→ **Supplied records**:
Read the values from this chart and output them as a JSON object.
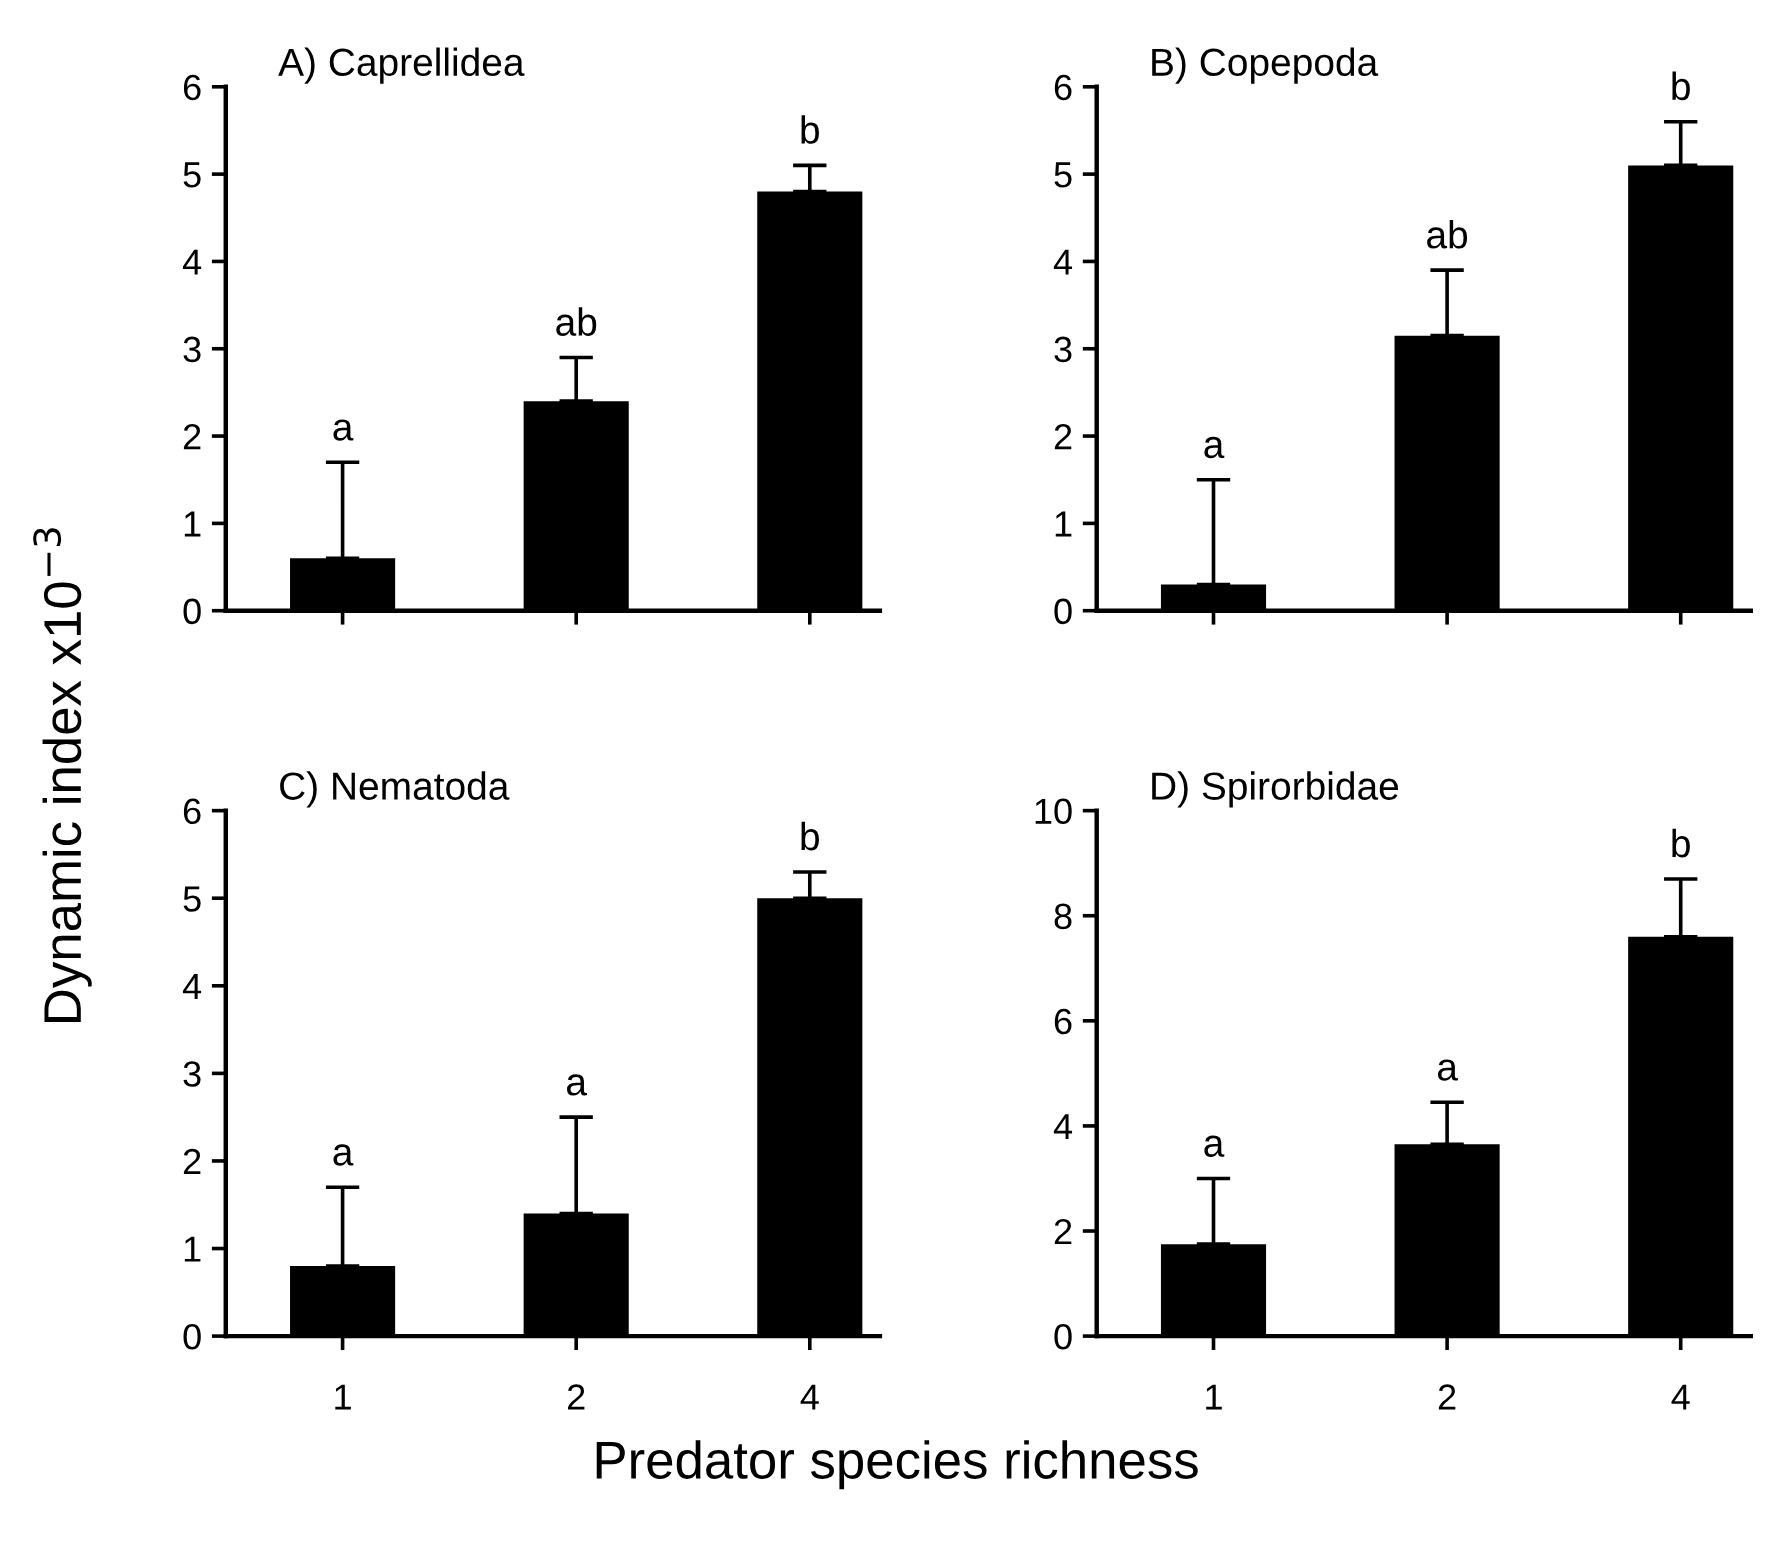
{
  "chart_data": [
    {
      "type": "bar",
      "title": "A) Caprellidea",
      "ylabel": "Dynamic index x10$^{−3}$",
      "categories": [
        "1",
        "2",
        "4"
      ],
      "values": [
        0.6,
        2.4,
        4.8
      ],
      "errors": [
        [
          0.6,
          1.7
        ],
        [
          2.4,
          2.9
        ],
        [
          4.8,
          5.1
        ]
      ],
      "color": "#000000",
      "ylim": [
        0,
        6
      ],
      "yticks": [
        0,
        1,
        2,
        3,
        4,
        5,
        6
      ],
      "tick_labels": "y",
      "grid": false,
      "legend": false,
      "annotations": [
        {
          "text": "a",
          "x": "1",
          "y": 1.7
        },
        {
          "text": "ab",
          "x": "2",
          "y": 2.9
        },
        {
          "text": "b",
          "x": "4",
          "y": 5.1
        }
      ]
    },
    {
      "type": "bar",
      "title": "B) Copepoda",
      "categories": [
        "1",
        "2",
        "4"
      ],
      "values": [
        0.3,
        3.15,
        5.1
      ],
      "errors": [
        [
          0.3,
          1.5
        ],
        [
          3.15,
          3.9
        ],
        [
          5.1,
          5.6
        ]
      ],
      "color": "#000000",
      "ylim": [
        0,
        6
      ],
      "yticks": [
        0,
        1,
        2,
        3,
        4,
        5,
        6
      ],
      "tick_labels": "y",
      "grid": false,
      "legend": false,
      "annotations": [
        {
          "text": "a",
          "x": "1",
          "y": 1.5
        },
        {
          "text": "ab",
          "x": "2",
          "y": 3.9
        },
        {
          "text": "b",
          "x": "4",
          "y": 5.6
        }
      ]
    },
    {
      "type": "bar",
      "title": "C) Nematoda",
      "xlabel": "Predator species richness",
      "categories": [
        "1",
        "2",
        "4"
      ],
      "values": [
        0.8,
        1.4,
        5.0
      ],
      "errors": [
        [
          0.8,
          1.7
        ],
        [
          1.4,
          2.5
        ],
        [
          5.0,
          5.3
        ]
      ],
      "color": "#000000",
      "ylim": [
        0,
        6
      ],
      "yticks": [
        0,
        1,
        2,
        3,
        4,
        5,
        6
      ],
      "grid": false,
      "legend": false,
      "annotations": [
        {
          "text": "a",
          "x": "1",
          "y": 1.7
        },
        {
          "text": "a",
          "x": "2",
          "y": 2.5
        },
        {
          "text": "b",
          "x": "4",
          "y": 5.3
        }
      ]
    },
    {
      "type": "bar",
      "title": "D) Spirorbidae",
      "categories": [
        "1",
        "2",
        "4"
      ],
      "values": [
        1.75,
        3.65,
        7.6
      ],
      "errors": [
        [
          1.75,
          3.0
        ],
        [
          3.65,
          4.45
        ],
        [
          7.6,
          8.7
        ]
      ],
      "color": "#000000",
      "ylim": [
        0,
        10
      ],
      "yticks": [
        0,
        2,
        4,
        6,
        8,
        10
      ],
      "grid": false,
      "legend": false,
      "annotations": [
        {
          "text": "a",
          "x": "1",
          "y": 3.0
        },
        {
          "text": "a",
          "x": "2",
          "y": 4.45
        },
        {
          "text": "b",
          "x": "4",
          "y": 8.7
        }
      ]
    }
  ]
}
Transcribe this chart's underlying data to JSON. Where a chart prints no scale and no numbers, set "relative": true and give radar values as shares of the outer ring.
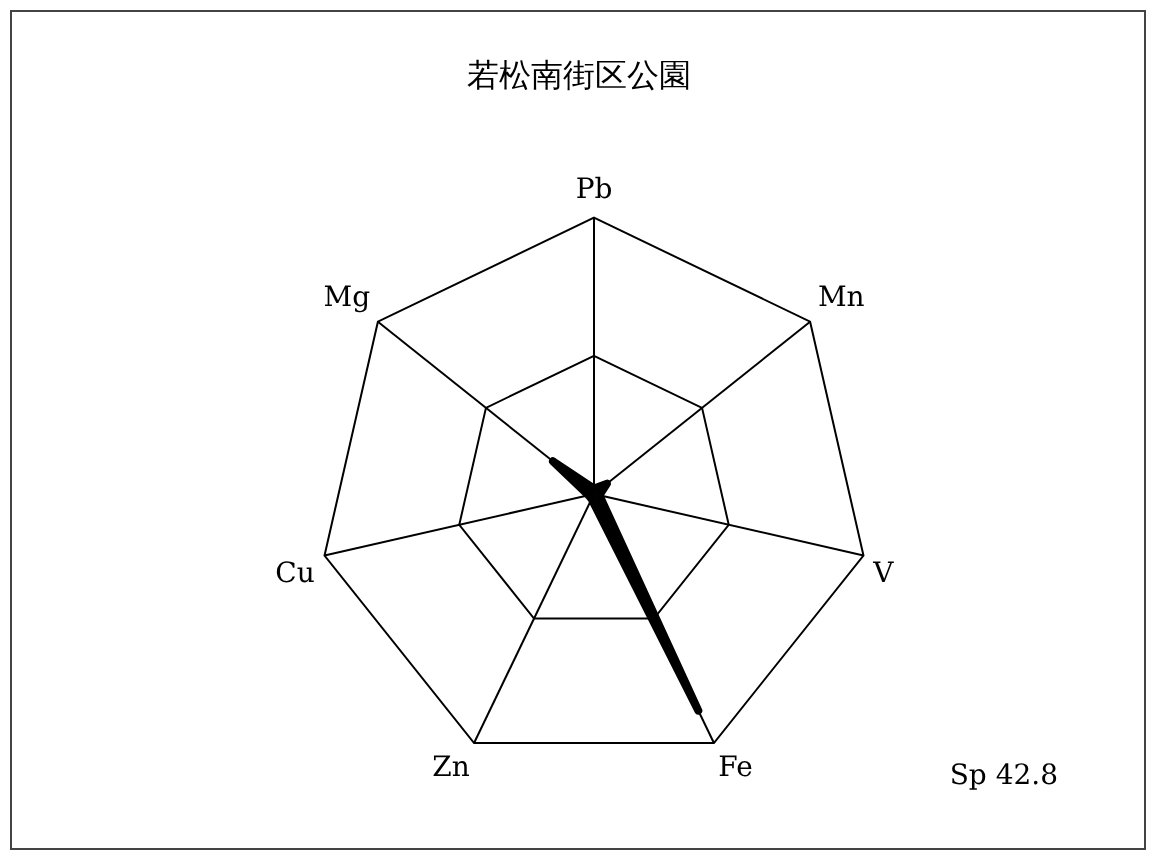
{
  "chart_data": {
    "type": "radar",
    "title": "若松南街区公園",
    "categories": [
      "Pb",
      "Mn",
      "V",
      "Fe",
      "Zn",
      "Cu",
      "Mg"
    ],
    "relative": true,
    "grid": true,
    "legend": false,
    "marker": "none",
    "line_style": "solid",
    "series": [
      {
        "color": "#000000",
        "values": [
          0.02,
          0.06,
          0.02,
          0.87,
          0.02,
          0.02,
          0.19
        ]
      }
    ],
    "annotations": [
      "Sp 42.8"
    ]
  }
}
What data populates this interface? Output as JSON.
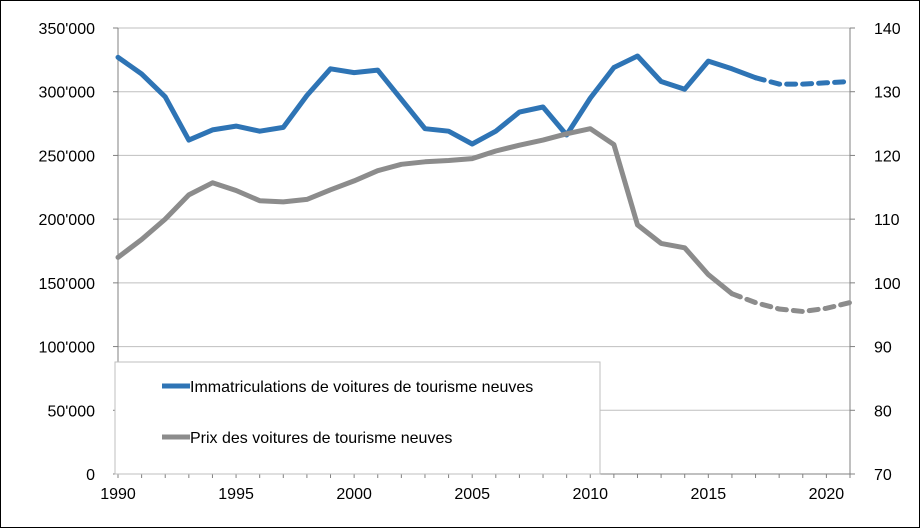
{
  "chart_data": {
    "type": "line",
    "title": "",
    "xlabel": "",
    "ylabel": "",
    "xlim": [
      1990,
      2021
    ],
    "ylim_left": [
      0,
      350000
    ],
    "ylim_right": [
      70,
      140
    ],
    "grid": true,
    "legend_position": "inside-bottom-left",
    "x_ticks": [
      1990,
      1995,
      2000,
      2005,
      2010,
      2015,
      2020
    ],
    "x_tick_labels": [
      "1990",
      "1995",
      "2000",
      "2005",
      "2010",
      "2015",
      "2020"
    ],
    "y_left_ticks": [
      0,
      50000,
      100000,
      150000,
      200000,
      250000,
      300000,
      350000
    ],
    "y_left_tick_labels": [
      "0",
      "50'000",
      "100'000",
      "150'000",
      "200'000",
      "250'000",
      "300'000",
      "350'000"
    ],
    "y_right_ticks": [
      70,
      80,
      90,
      100,
      110,
      120,
      130,
      140
    ],
    "y_right_tick_labels": [
      "70",
      "80",
      "90",
      "100",
      "110",
      "120",
      "130",
      "140"
    ],
    "series": [
      {
        "name": "Immatriculations de voitures de tourisme neuves",
        "axis": "left",
        "color": "#2e74b5",
        "actual": {
          "x": [
            1990,
            1991,
            1992,
            1993,
            1994,
            1995,
            1996,
            1997,
            1998,
            1999,
            2000,
            2001,
            2002,
            2003,
            2004,
            2005,
            2006,
            2007,
            2008,
            2009,
            2010,
            2011,
            2012,
            2013,
            2014,
            2015,
            2016,
            2017
          ],
          "y": [
            327000,
            314000,
            296000,
            262000,
            270000,
            273000,
            269000,
            272000,
            297000,
            318000,
            315000,
            317000,
            294000,
            271000,
            269000,
            259000,
            269000,
            284000,
            288000,
            266000,
            295000,
            319000,
            328000,
            308000,
            302000,
            324000,
            318000,
            311000
          ]
        },
        "forecast": {
          "x": [
            2017,
            2018,
            2019,
            2020,
            2021
          ],
          "y": [
            311000,
            306000,
            306000,
            307000,
            308000
          ]
        }
      },
      {
        "name": "Prix des voitures de tourisme neuves",
        "axis": "right",
        "color": "#8c8c8c",
        "actual": {
          "x": [
            1990,
            1991,
            1992,
            1993,
            1994,
            1995,
            1996,
            1997,
            1998,
            1999,
            2000,
            2001,
            2002,
            2003,
            2004,
            2005,
            2006,
            2007,
            2008,
            2009,
            2010,
            2011,
            2012,
            2013,
            2014,
            2015,
            2016
          ],
          "y": [
            104,
            106.8,
            110,
            113.8,
            115.7,
            114.5,
            112.9,
            112.7,
            113.1,
            114.6,
            116,
            117.6,
            118.6,
            119,
            119.2,
            119.5,
            120.7,
            121.6,
            122.4,
            123.4,
            124.2,
            121.7,
            109.1,
            106.2,
            105.5,
            101.3,
            98.3
          ]
        },
        "forecast": {
          "x": [
            2016,
            2017,
            2018,
            2019,
            2020,
            2021
          ],
          "y": [
            98.3,
            96.9,
            95.9,
            95.5,
            96,
            96.9
          ]
        }
      }
    ]
  }
}
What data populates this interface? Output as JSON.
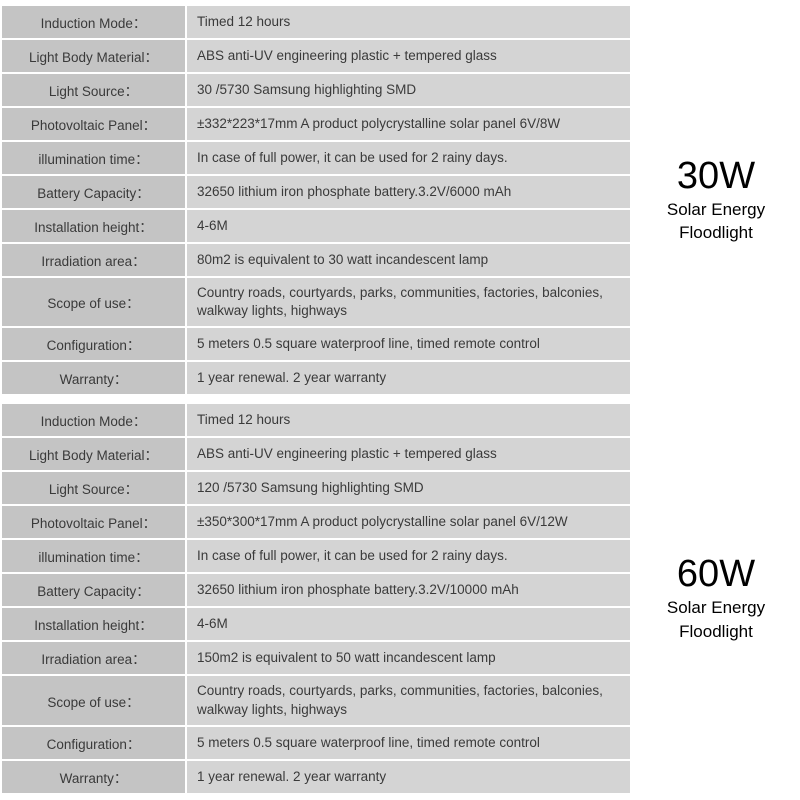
{
  "colors": {
    "label_bg": "#c4c4c4",
    "value_bg": "#d4d4d4",
    "border": "#ffffff",
    "text": "#3a3a3a",
    "side_text": "#000000"
  },
  "typography": {
    "cell_fontsize": 13.5,
    "watt_fontsize": 38,
    "sub_fontsize": 17
  },
  "sections": [
    {
      "watt": "30W",
      "subtitle1": "Solar Energy",
      "subtitle2": "Floodlight",
      "rows": [
        {
          "label": "Induction Mode：",
          "value": "Timed 12 hours"
        },
        {
          "label": "Light Body Material：",
          "value": "ABS anti-UV engineering plastic + tempered glass"
        },
        {
          "label": "Light Source：",
          "value": "30 /5730 Samsung highlighting SMD"
        },
        {
          "label": "Photovoltaic Panel：",
          "value": "±332*223*17mm  A product polycrystalline solar panel 6V/8W"
        },
        {
          "label": "illumination time：",
          "value": "In case of full power, it can be used for 2 rainy days."
        },
        {
          "label": "Battery Capacity：",
          "value": "32650 lithium iron phosphate battery.3.2V/6000 mAh"
        },
        {
          "label": "Installation height：",
          "value": "4-6M"
        },
        {
          "label": "Irradiation area：",
          "value": "80m2 is equivalent to 30 watt incandescent lamp"
        },
        {
          "label": "Scope of use：",
          "value": "Country roads, courtyards, parks, communities, factories, balconies, walkway lights, highways",
          "tall": true
        },
        {
          "label": "Configuration：",
          "value": "5 meters 0.5 square waterproof line, timed remote control"
        },
        {
          "label": "Warranty：",
          "value": "1 year renewal. 2 year warranty"
        }
      ]
    },
    {
      "watt": "60W",
      "subtitle1": "Solar Energy",
      "subtitle2": "Floodlight",
      "rows": [
        {
          "label": "Induction Mode：",
          "value": "Timed 12 hours"
        },
        {
          "label": "Light Body Material：",
          "value": "ABS anti-UV engineering plastic + tempered glass"
        },
        {
          "label": "Light Source：",
          "value": "120 /5730 Samsung highlighting SMD"
        },
        {
          "label": "Photovoltaic Panel：",
          "value": "±350*300*17mm A product polycrystalline solar panel 6V/12W"
        },
        {
          "label": "illumination time：",
          "value": "In case of full power, it can be used for 2 rainy days."
        },
        {
          "label": "Battery Capacity：",
          "value": "32650 lithium iron phosphate battery.3.2V/10000 mAh"
        },
        {
          "label": "Installation height：",
          "value": "4-6M"
        },
        {
          "label": "Irradiation area：",
          "value": "150m2 is equivalent to 50 watt incandescent lamp"
        },
        {
          "label": "Scope of use：",
          "value": "Country roads, courtyards, parks, communities, factories, balconies, walkway lights, highways",
          "tall": true
        },
        {
          "label": "Configuration：",
          "value": "5 meters 0.5 square waterproof line, timed remote control"
        },
        {
          "label": "Warranty：",
          "value": "1 year renewal. 2 year warranty"
        }
      ]
    }
  ]
}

→ **Given task**: Reproduce each line holding the word "this".

→ **Complete response**:
Read the values from this chart and output them as a JSON object.
Transcribe this chart's underlying data to JSON. Where a chart prints no scale and no numbers, set "relative": true and give radar values as shares of the outer ring.
What data populates this interface? Output as JSON.
What data populates this interface? Output as JSON.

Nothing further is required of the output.